_Set task_
The entries below are to be written out again without alteration.

(Lines of data)
**********

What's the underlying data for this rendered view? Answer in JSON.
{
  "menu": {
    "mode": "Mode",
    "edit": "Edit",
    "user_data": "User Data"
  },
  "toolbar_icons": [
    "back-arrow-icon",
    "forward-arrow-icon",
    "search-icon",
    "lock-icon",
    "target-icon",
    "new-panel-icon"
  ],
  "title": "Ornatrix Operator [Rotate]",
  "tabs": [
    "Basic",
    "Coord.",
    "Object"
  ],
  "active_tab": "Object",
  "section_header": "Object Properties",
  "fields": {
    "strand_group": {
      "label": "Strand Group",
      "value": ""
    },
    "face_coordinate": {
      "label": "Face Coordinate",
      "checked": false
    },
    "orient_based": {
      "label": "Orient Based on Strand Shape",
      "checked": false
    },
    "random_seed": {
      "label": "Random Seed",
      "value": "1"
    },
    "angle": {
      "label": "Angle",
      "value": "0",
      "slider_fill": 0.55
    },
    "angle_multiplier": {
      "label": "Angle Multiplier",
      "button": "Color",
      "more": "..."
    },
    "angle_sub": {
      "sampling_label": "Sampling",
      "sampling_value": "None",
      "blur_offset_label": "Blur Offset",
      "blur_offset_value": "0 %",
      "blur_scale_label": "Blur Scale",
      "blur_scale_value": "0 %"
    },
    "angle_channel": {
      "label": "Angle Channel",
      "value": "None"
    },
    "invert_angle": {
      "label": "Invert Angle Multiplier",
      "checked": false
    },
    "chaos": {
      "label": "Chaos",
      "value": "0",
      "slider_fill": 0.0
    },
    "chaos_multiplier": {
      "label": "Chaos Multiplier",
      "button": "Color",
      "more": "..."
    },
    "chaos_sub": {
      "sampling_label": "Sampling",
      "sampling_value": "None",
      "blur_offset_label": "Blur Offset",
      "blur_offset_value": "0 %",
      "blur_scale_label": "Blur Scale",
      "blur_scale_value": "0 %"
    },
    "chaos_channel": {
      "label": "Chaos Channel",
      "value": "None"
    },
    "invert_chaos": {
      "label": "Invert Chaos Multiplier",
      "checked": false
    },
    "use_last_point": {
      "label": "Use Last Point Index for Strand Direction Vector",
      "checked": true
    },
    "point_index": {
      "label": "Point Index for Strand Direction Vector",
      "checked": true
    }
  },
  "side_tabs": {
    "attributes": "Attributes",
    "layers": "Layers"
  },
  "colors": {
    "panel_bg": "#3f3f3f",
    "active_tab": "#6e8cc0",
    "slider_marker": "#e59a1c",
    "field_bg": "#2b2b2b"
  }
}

**********

_Solution to the exercise_
What's the underlying data for this rendered view? Answer in JSON.
{
  "menu": {
    "mode": "Mode",
    "edit": "Edit",
    "user_data": "User Data"
  },
  "toolbar_icons": [
    "back-arrow-icon",
    "forward-arrow-icon",
    "search-icon",
    "lock-icon",
    "target-icon",
    "new-panel-icon"
  ],
  "title": "Ornatrix Operator [Rotate]",
  "tabs": [
    "Basic",
    "Coord.",
    "Object"
  ],
  "active_tab": "Object",
  "section_header": "Object Properties",
  "fields": {
    "strand_group": {
      "label": "Strand Group",
      "value": ""
    },
    "face_coordinate": {
      "label": "Face Coordinate",
      "checked": false
    },
    "orient_based": {
      "label": "Orient Based on Strand Shape",
      "checked": false
    },
    "random_seed": {
      "label": "Random Seed",
      "value": "1"
    },
    "angle": {
      "label": "Angle",
      "value": "0",
      "slider_fill": 0.55
    },
    "angle_multiplier": {
      "label": "Angle Multiplier",
      "button": "Color",
      "more": "..."
    },
    "angle_sub": {
      "sampling_label": "Sampling",
      "sampling_value": "None",
      "blur_offset_label": "Blur Offset",
      "blur_offset_value": "0 %",
      "blur_scale_label": "Blur Scale",
      "blur_scale_value": "0 %"
    },
    "angle_channel": {
      "label": "Angle Channel",
      "value": "None"
    },
    "invert_angle": {
      "label": "Invert Angle Multiplier",
      "checked": false
    },
    "chaos": {
      "label": "Chaos",
      "value": "0",
      "slider_fill": 0.0
    },
    "chaos_multiplier": {
      "label": "Chaos Multiplier",
      "button": "Color",
      "more": "..."
    },
    "chaos_sub": {
      "sampling_label": "Sampling",
      "sampling_value": "None",
      "blur_offset_label": "Blur Offset",
      "blur_offset_value": "0 %",
      "blur_scale_label": "Blur Scale",
      "blur_scale_value": "0 %"
    },
    "chaos_channel": {
      "label": "Chaos Channel",
      "value": "None"
    },
    "invert_chaos": {
      "label": "Invert Chaos Multiplier",
      "checked": false
    },
    "use_last_point": {
      "label": "Use Last Point Index for Strand Direction Vector",
      "checked": true
    },
    "point_index": {
      "label": "Point Index for Strand Direction Vector",
      "checked": true
    }
  },
  "side_tabs": {
    "attributes": "Attributes",
    "layers": "Layers"
  },
  "colors": {
    "panel_bg": "#3f3f3f",
    "active_tab": "#6e8cc0",
    "slider_marker": "#e59a1c",
    "field_bg": "#2b2b2b"
  }
}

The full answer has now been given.